*Given instruction*
Count the lines that hold the string "cenário". Reply with the number alone.

■ ■ ■ ■

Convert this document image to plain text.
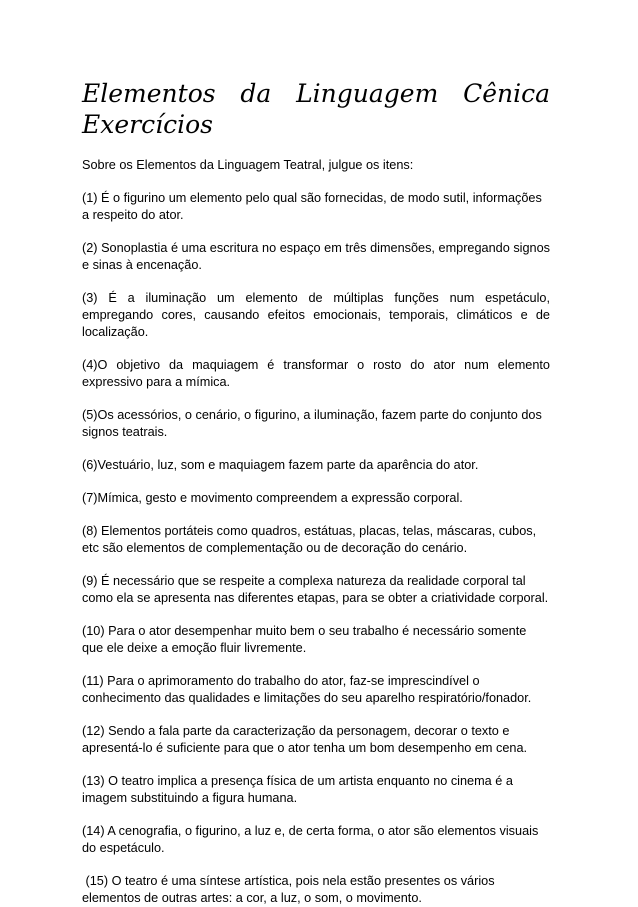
Elementos da Linguagem Cênica
Exercícios

Sobre os Elementos da Linguagem Teatral, julgue os itens:

(1) É o figurino um elemento pelo qual são fornecidas, de modo sutil, informações a respeito do ator.

(2) Sonoplastia é uma escritura no espaço em três dimensões, empregando signos e sinas à encenação.

(3) É a iluminação um elemento de múltiplas funções num espetáculo, empregando cores, causando efeitos emocionais, temporais, climáticos e de localização.

(4)O objetivo da maquiagem é transformar o rosto do ator num elemento expressivo para a mímica.

(5)Os acessórios, o cenário, o figurino, a iluminação, fazem parte do conjunto dos signos teatrais.

(6)Vestuário, luz, som e maquiagem fazem parte da aparência do ator.

(7)Mímica, gesto e movimento compreendem a expressão corporal.

(8) Elementos portáteis como quadros, estátuas, placas, telas, máscaras, cubos, etc são elementos de complementação ou de decoração do cenário.

(9) É necessário que se respeite a complexa natureza da realidade corporal tal como ela se apresenta nas diferentes etapas, para se obter a criatividade corporal.

(10) Para o ator desempenhar muito bem o seu trabalho é necessário somente que ele deixe a emoção fluir livremente.

(11) Para o aprimoramento do trabalho do ator, faz-se imprescindível o conhecimento das qualidades e limitações do seu aparelho respiratório/fonador.

(12) Sendo a fala parte da caracterização da personagem, decorar o texto e apresentá-lo é suficiente para que o ator tenha um bom desempenho em cena.

(13) O teatro implica a presença física de um artista enquanto no cinema é a imagem substituindo a figura humana.

(14) A cenografia, o figurino, a luz e, de certa forma, o ator são elementos visuais do espetáculo.

(15) O teatro é uma síntese artística, pois nela estão presentes os vários elementos de outras artes: a cor, a luz, o som, o movimento.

■ ■ ■ ■

*Answer to this problem*
2